§ Task statement:
Repeat each line word for word.

** start Entries **

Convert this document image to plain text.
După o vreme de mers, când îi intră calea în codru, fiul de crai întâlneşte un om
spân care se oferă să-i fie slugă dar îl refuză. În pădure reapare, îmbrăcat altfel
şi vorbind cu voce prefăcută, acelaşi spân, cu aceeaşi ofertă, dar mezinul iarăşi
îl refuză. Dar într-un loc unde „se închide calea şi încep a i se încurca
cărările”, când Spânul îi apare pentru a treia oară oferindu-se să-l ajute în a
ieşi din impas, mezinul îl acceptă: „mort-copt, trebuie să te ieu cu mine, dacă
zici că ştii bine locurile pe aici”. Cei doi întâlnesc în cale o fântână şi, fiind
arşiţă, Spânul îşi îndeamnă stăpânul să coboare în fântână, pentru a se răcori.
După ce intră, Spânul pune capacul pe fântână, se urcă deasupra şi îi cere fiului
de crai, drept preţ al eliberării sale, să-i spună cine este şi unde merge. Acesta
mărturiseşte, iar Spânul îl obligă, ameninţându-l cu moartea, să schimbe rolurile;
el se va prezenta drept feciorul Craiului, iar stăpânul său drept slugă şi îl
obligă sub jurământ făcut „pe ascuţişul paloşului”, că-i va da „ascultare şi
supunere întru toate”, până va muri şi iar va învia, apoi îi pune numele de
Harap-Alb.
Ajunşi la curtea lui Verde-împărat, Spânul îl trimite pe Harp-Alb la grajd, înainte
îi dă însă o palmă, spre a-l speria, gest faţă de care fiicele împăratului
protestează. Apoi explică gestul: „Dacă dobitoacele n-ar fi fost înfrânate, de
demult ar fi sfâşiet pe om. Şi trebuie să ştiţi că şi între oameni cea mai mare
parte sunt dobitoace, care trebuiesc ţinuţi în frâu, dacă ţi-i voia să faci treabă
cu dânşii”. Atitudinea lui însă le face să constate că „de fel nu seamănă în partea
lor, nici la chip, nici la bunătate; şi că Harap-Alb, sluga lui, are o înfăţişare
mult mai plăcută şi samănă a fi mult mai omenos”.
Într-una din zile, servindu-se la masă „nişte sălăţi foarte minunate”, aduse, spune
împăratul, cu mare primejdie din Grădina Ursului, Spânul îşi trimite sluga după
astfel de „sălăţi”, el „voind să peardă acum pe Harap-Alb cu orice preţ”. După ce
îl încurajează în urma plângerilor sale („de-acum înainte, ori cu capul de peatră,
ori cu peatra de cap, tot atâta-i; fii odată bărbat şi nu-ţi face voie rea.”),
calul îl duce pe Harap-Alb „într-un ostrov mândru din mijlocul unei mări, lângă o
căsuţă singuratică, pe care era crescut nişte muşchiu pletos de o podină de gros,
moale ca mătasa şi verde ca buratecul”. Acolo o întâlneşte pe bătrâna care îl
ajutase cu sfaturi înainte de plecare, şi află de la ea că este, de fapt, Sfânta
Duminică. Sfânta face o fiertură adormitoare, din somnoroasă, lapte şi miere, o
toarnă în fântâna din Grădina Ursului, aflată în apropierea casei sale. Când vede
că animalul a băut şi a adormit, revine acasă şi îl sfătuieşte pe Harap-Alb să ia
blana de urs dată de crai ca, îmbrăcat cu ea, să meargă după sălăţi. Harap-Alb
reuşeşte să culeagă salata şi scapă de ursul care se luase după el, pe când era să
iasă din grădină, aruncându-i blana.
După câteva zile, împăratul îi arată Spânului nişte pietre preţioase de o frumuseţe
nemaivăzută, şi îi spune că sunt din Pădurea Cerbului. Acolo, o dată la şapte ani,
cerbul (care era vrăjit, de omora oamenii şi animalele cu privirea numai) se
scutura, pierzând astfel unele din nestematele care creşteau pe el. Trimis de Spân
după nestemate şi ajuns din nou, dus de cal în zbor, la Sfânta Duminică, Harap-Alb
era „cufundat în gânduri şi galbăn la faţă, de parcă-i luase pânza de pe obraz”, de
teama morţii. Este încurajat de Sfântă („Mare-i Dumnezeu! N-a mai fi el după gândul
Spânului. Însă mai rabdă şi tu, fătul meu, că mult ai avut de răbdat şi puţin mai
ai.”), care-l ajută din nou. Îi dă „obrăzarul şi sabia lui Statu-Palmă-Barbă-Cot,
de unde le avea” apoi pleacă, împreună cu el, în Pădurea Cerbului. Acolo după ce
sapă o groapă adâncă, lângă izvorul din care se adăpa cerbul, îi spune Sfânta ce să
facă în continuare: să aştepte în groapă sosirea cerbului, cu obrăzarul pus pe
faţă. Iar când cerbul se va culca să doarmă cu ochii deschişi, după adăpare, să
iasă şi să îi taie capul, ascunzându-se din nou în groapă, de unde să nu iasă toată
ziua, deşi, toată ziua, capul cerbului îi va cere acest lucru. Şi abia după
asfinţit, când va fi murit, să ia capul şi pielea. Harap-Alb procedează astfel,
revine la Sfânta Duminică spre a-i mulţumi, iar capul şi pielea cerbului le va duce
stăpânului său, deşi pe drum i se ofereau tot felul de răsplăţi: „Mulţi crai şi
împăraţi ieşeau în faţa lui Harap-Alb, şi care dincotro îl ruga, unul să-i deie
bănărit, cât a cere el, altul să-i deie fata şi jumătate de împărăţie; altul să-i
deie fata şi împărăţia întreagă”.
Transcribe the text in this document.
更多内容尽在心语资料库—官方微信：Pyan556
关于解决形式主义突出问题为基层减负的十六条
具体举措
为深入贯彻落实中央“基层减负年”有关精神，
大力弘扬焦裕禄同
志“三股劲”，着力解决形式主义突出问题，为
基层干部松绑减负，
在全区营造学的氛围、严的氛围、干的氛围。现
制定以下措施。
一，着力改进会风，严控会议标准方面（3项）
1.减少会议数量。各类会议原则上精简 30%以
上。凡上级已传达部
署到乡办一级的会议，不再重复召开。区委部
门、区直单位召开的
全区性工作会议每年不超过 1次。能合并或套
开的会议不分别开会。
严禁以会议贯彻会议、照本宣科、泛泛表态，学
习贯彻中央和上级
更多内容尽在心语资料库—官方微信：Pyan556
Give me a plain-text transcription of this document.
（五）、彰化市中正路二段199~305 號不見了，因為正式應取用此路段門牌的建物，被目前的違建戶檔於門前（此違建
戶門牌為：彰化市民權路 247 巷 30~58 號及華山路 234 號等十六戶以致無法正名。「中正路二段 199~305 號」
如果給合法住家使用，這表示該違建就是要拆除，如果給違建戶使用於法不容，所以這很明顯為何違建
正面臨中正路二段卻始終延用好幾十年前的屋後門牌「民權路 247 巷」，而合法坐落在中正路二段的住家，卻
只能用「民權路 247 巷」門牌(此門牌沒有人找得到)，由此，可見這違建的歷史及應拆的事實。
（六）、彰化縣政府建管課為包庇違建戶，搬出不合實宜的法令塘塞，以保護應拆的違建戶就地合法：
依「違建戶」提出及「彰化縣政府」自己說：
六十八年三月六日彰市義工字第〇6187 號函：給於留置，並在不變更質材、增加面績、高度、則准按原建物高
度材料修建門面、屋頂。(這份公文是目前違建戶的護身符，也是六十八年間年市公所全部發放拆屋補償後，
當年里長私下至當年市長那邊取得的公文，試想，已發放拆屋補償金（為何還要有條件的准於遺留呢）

** end Entries **

§ Response to this task:
Convert this document image to plain text.
După o vreme de mers, când îi intră calea în codru, fiul de crai întâlneşte un om
spân care se oferă să-i fie slugă dar îl refuză. În pădure reapare, îmbrăcat altfel
şi vorbind cu voce prefăcută, acelaşi spân, cu aceeaşi ofertă, dar mezinul iarăşi
îl refuză. Dar într-un loc unde „se închide calea şi încep a i se încurca
cărările”, când Spânul îi apare pentru a treia oară oferindu-se să-l ajute în a
ieşi din impas, mezinul îl acceptă: „mort-copt, trebuie să te ieu cu mine, dacă
zici că ştii bine locurile pe aici”. Cei doi întâlnesc în cale o fântână şi, fiind
arşiţă, Spânul îşi îndeamnă stăpânul să coboare în fântână, pentru a se răcori.
După ce intră, Spânul pune capacul pe fântână, se urcă deasupra şi îi cere fiului
de crai, drept preţ al eliberării sale, să-i spună cine este şi unde merge. Acesta
mărturiseşte, iar Spânul îl obligă, ameninţându-l cu moartea, să schimbe rolurile;
el se va prezenta drept feciorul Craiului, iar stăpânul său drept slugă şi îl
obligă sub jurământ făcut „pe ascuţişul paloşului”, că-i va da „ascultare şi
supunere întru toate”, până va muri şi iar va învia, apoi îi pune numele de
Harap-Alb.
Ajunşi la curtea lui Verde-împărat, Spânul îl trimite pe Harp-Alb la grajd, înainte
îi dă însă o palmă, spre a-l speria, gest faţă de care fiicele împăratului
protestează. Apoi explică gestul: „Dacă dobitoacele n-ar fi fost înfrânate, de
demult ar fi sfâşiet pe om. Şi trebuie să ştiţi că şi între oameni cea mai mare
parte sunt dobitoace, care trebuiesc ţinuţi în frâu, dacă ţi-i voia să faci treabă
cu dânşii”. Atitudinea lui însă le face să constate că „de fel nu seamănă în partea
lor, nici la chip, nici la bunătate; şi că Harap-Alb, sluga lui, are o înfăţişare
mult mai plăcută şi samănă a fi mult mai omenos”.
Într-una din zile, servindu-se la masă „nişte sălăţi foarte minunate”, aduse, spune
împăratul, cu mare primejdie din Grădina Ursului, Spânul îşi trimite sluga după
astfel de „sălăţi”, el „voind să peardă acum pe Harap-Alb cu orice preţ”. După ce
îl încurajează în urma plângerilor sale („de-acum înainte, ori cu capul de peatră,
ori cu peatra de cap, tot atâta-i; fii odată bărbat şi nu-ţi face voie rea.”),
calul îl duce pe Harap-Alb „într-un ostrov mândru din mijlocul unei mări, lângă o
căsuţă singuratică, pe care era crescut nişte muşchiu pletos de o podină de gros,
moale ca mătasa şi verde ca buratecul”. Acolo o întâlneşte pe bătrâna care îl
ajutase cu sfaturi înainte de plecare, şi află de la ea că este, de fapt, Sfânta
Duminică. Sfânta face o fiertură adormitoare, din somnoroasă, lapte şi miere, o
toarnă în fântâna din Grădina Ursului, aflată în apropierea casei sale. Când vede
că animalul a băut şi a adormit, revine acasă şi îl sfătuieşte pe Harap-Alb să ia
blana de urs dată de crai ca, îmbrăcat cu ea, să meargă după sălăţi. Harap-Alb
reuşeşte să culeagă salata şi scapă de ursul care se luase după el, pe când era să
iasă din grădină, aruncându-i blana.
După câteva zile, împăratul îi arată Spânului nişte pietre preţioase de o frumuseţe
nemaivăzută, şi îi spune că sunt din Pădurea Cerbului. Acolo, o dată la şapte ani,
cerbul (care era vrăjit, de omora oamenii şi animalele cu privirea numai) se
scutura, pierzând astfel unele din nestematele care creşteau pe el. Trimis de Spân
după nestemate şi ajuns din nou, dus de cal în zbor, la Sfânta Duminică, Harap-Alb
era „cufundat în gânduri şi galbăn la faţă, de parcă-i luase pânza de pe obraz”, de
teama morţii. Este încurajat de Sfântă („Mare-i Dumnezeu! N-a mai fi el după gândul
Spânului. Însă mai rabdă şi tu, fătul meu, că mult ai avut de răbdat şi puţin mai
ai.”), care-l ajută din nou. Îi dă „obrăzarul şi sabia lui Statu-Palmă-Barbă-Cot,
de unde le avea” apoi pleacă, împreună cu el, în Pădurea Cerbului. Acolo după ce
sapă o groapă adâncă, lângă izvorul din care se adăpa cerbul, îi spune Sfânta ce să
facă în continuare: să aştepte în groapă sosirea cerbului, cu obrăzarul pus pe
faţă. Iar când cerbul se va culca să doarmă cu ochii deschişi, după adăpare, să
iasă şi să îi taie capul, ascunzându-se din nou în groapă, de unde să nu iasă toată
ziua, deşi, toată ziua, capul cerbului îi va cere acest lucru. Şi abia după
asfinţit, când va fi murit, să ia capul şi pielea. Harap-Alb procedează astfel,
revine la Sfânta Duminică spre a-i mulţumi, iar capul şi pielea cerbului le va duce
stăpânului său, deşi pe drum i se ofereau tot felul de răsplăţi: „Mulţi crai şi
împăraţi ieşeau în faţa lui Harap-Alb, şi care dincotro îl ruga, unul să-i deie
bănărit, cât a cere el, altul să-i deie fata şi jumătate de împărăţie; altul să-i
deie fata şi împărăţia întreagă”.
Transcribe the text in this document.
更多内容尽在心语资料库—官方微信：Pyan556
关于解决形式主义突出问题为基层减负的十六条
具体举措
为深入贯彻落实中央“基层减负年”有关精神，
大力弘扬焦裕禄同
志“三股劲”，着力解决形式主义突出问题，为
基层干部松绑减负，
在全区营造学的氛围、严的氛围、干的氛围。现
制定以下措施。
一，着力改进会风，严控会议标准方面（3项）
1.减少会议数量。各类会议原则上精简 30%以
上。凡上级已传达部
署到乡办一级的会议，不再重复召开。区委部
门、区直单位召开的
全区性工作会议每年不超过 1次。能合并或套
开的会议不分别开会。
严禁以会议贯彻会议、照本宣科、泛泛表态，学
习贯彻中央和上级
更多内容尽在心语资料库—官方微信：Pyan556
Give me a plain-text transcription of this document.
（五）、彰化市中正路二段199~305 號不見了，因為正式應取用此路段門牌的建物，被目前的違建戶檔於門前（此違建
戶門牌為：彰化市民權路 247 巷 30~58 號及華山路 234 號等十六戶以致無法正名。「中正路二段 199~305 號」
如果給合法住家使用，這表示該違建就是要拆除，如果給違建戶使用於法不容，所以這很明顯為何違建
正面臨中正路二段卻始終延用好幾十年前的屋後門牌「民權路 247 巷」，而合法坐落在中正路二段的住家，卻
只能用「民權路 247 巷」門牌(此門牌沒有人找得到)，由此，可見這違建的歷史及應拆的事實。
（六）、彰化縣政府建管課為包庇違建戶，搬出不合實宜的法令塘塞，以保護應拆的違建戶就地合法：
依「違建戶」提出及「彰化縣政府」自己說：
六十八年三月六日彰市義工字第〇6187 號函：給於留置，並在不變更質材、增加面績、高度、則准按原建物高
度材料修建門面、屋頂。(這份公文是目前違建戶的護身符，也是六十八年間年市公所全部發放拆屋補償後，
當年里長私下至當年市長那邊取得的公文，試想，已發放拆屋補償金（為何還要有條件的准於遺留呢）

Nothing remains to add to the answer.